Begin Records for the exercise

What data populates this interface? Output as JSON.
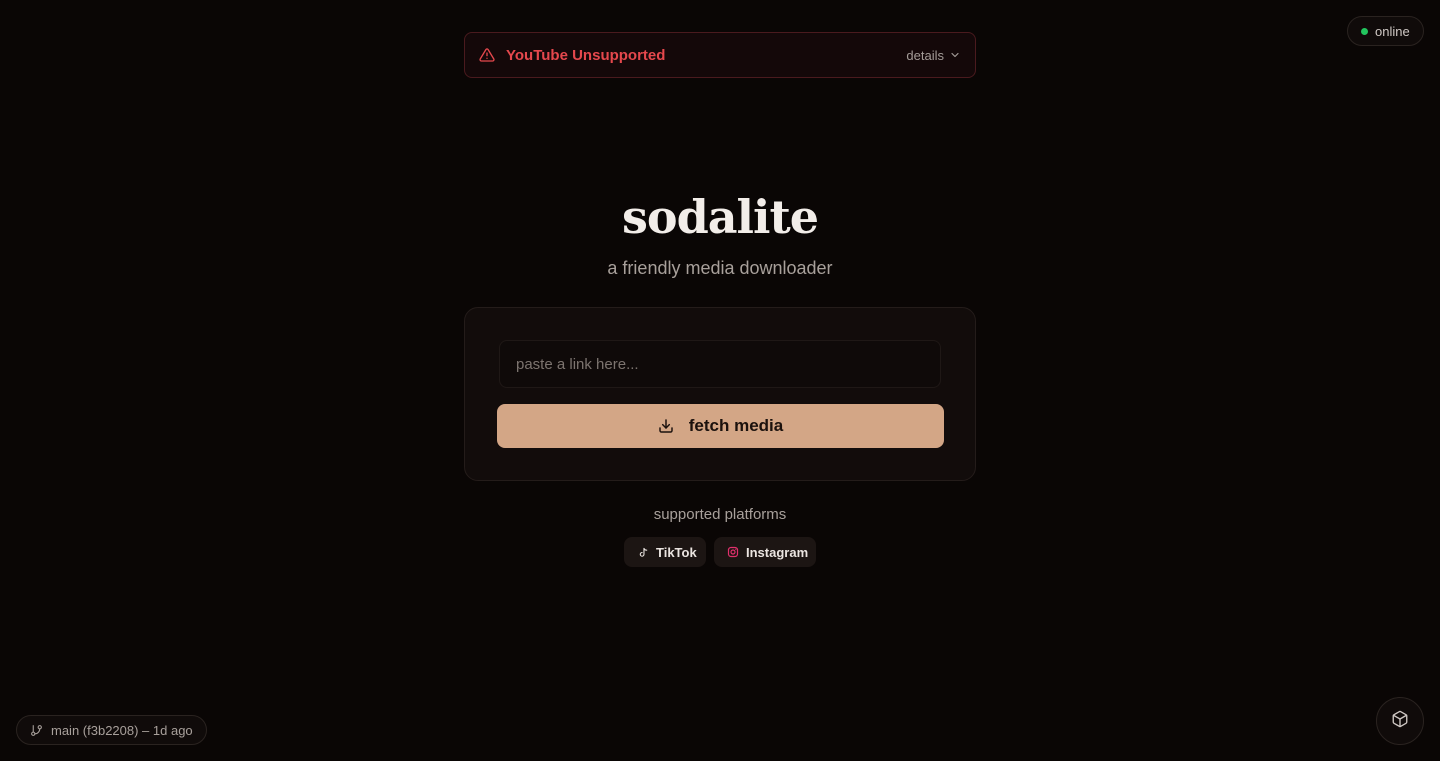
{
  "alert": {
    "title": "YouTube Unsupported",
    "details_label": "details",
    "icon": "warning-triangle-icon"
  },
  "status": {
    "label": "online",
    "color": "#22c55e"
  },
  "hero": {
    "brand": "sodalite",
    "tagline": "a friendly media downloader"
  },
  "form": {
    "placeholder": "paste a link here...",
    "value": "",
    "button_label": "fetch media",
    "button_color": "#d3a686"
  },
  "platforms": {
    "title": "supported platforms",
    "items": [
      {
        "label": "TikTok",
        "icon": "tiktok-icon"
      },
      {
        "label": "Instagram",
        "icon": "instagram-icon",
        "color": "#e1306c"
      }
    ]
  },
  "footer": {
    "branch_label": "main (f3b2208) – 1d ago",
    "branch_icon": "git-branch-icon",
    "corner_icon": "package-icon"
  },
  "colors": {
    "background": "#0a0605",
    "accent": "#d3a686",
    "error": "#e5484d"
  }
}
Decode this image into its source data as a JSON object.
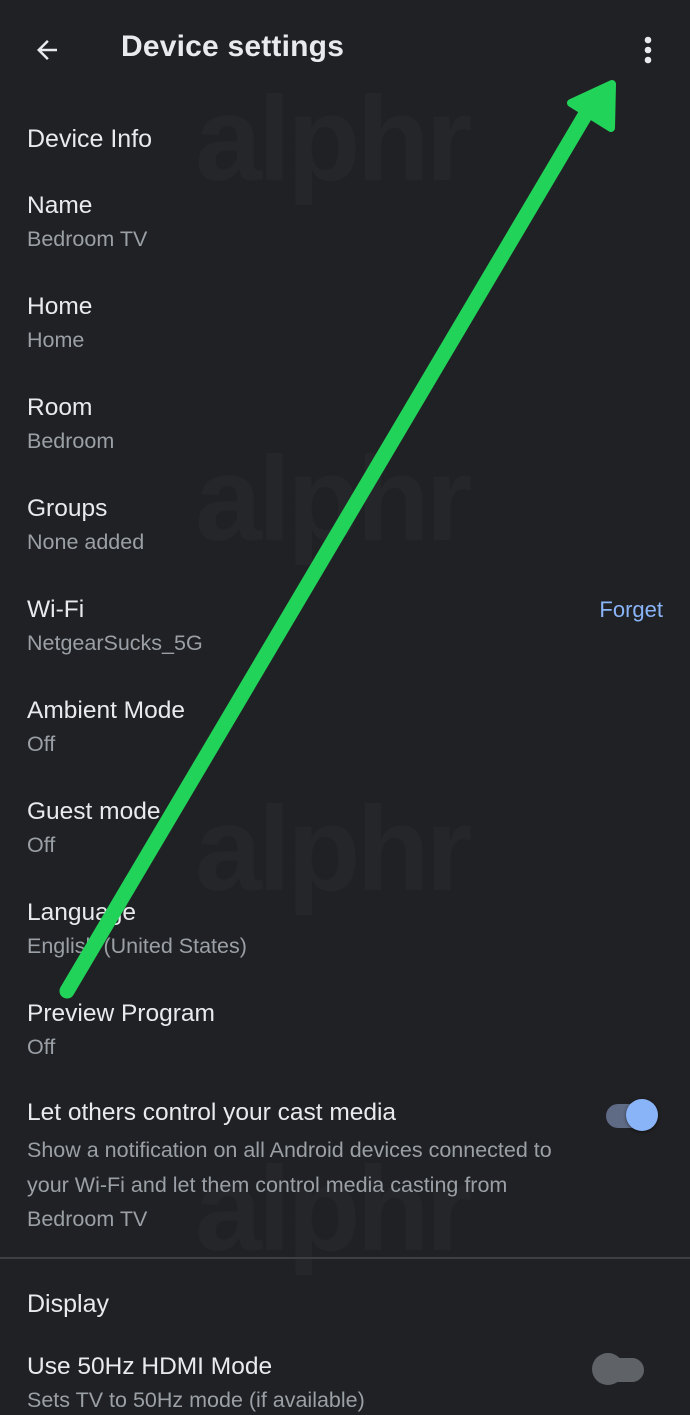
{
  "appbar": {
    "title": "Device settings",
    "back_icon": "arrow-back-icon",
    "more_icon": "more-vert-icon"
  },
  "watermark": "alphr",
  "device_info": {
    "header": "Device Info",
    "rows": [
      {
        "title": "Name",
        "value": "Bedroom TV"
      },
      {
        "title": "Home",
        "value": "Home"
      },
      {
        "title": "Room",
        "value": "Bedroom"
      },
      {
        "title": "Groups",
        "value": "None added"
      },
      {
        "title": "Wi-Fi",
        "value": "NetgearSucks_5G",
        "action": "Forget"
      },
      {
        "title": "Ambient Mode",
        "value": "Off"
      },
      {
        "title": "Guest mode",
        "value": "Off"
      },
      {
        "title": "Language",
        "value": "English (United States)"
      },
      {
        "title": "Preview Program",
        "value": "Off"
      }
    ],
    "cast_control": {
      "title": "Let others control your cast media",
      "description": "Show a notification on all Android devices connected to your Wi-Fi and let them control media casting from Bedroom TV",
      "enabled": true
    }
  },
  "display": {
    "header": "Display",
    "hdmi_50hz": {
      "title": "Use 50Hz HDMI Mode",
      "description": "Sets TV to 50Hz mode (if available)",
      "enabled": false
    }
  },
  "colors": {
    "background": "#202124",
    "primary_text": "#e8eaed",
    "secondary_text": "#9aa0a6",
    "accent": "#8ab4f8",
    "annotation_arrow": "#22d35a"
  }
}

End Records for the exercise

Find the lines above holding the word "data" and show them.

What data populates this interface? Output as JSON.
Decode this image into its source data as a JSON object.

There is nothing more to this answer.